>> Start Data in this exercise

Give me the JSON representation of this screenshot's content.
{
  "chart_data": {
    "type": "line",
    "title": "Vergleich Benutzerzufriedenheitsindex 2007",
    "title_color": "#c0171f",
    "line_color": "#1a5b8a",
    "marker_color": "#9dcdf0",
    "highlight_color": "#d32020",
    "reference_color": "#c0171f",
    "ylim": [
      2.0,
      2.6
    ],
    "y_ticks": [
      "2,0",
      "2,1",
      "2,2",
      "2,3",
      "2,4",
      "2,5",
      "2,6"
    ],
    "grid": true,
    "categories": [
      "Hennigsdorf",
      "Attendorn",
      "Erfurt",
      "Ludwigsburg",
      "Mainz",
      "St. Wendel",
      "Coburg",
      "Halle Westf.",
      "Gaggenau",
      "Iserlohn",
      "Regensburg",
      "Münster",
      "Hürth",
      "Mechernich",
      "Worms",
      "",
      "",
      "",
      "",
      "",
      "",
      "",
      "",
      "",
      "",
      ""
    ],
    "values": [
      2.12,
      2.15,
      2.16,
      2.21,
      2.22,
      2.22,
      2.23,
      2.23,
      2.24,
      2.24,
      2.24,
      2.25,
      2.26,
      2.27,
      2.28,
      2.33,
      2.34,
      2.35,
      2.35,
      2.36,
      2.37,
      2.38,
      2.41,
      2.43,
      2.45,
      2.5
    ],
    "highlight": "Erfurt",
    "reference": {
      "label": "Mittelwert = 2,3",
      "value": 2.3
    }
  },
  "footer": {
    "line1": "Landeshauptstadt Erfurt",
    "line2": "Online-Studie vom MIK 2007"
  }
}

>> End Data in this exercise

● **Given exercise**: In the lines above, locate the string "Erfurt". Copy every line where it occurs.

● **Response to the task**:
      "Erfurt",
    "highlight": "Erfurt",
    "line1": "Landeshauptstadt Erfurt",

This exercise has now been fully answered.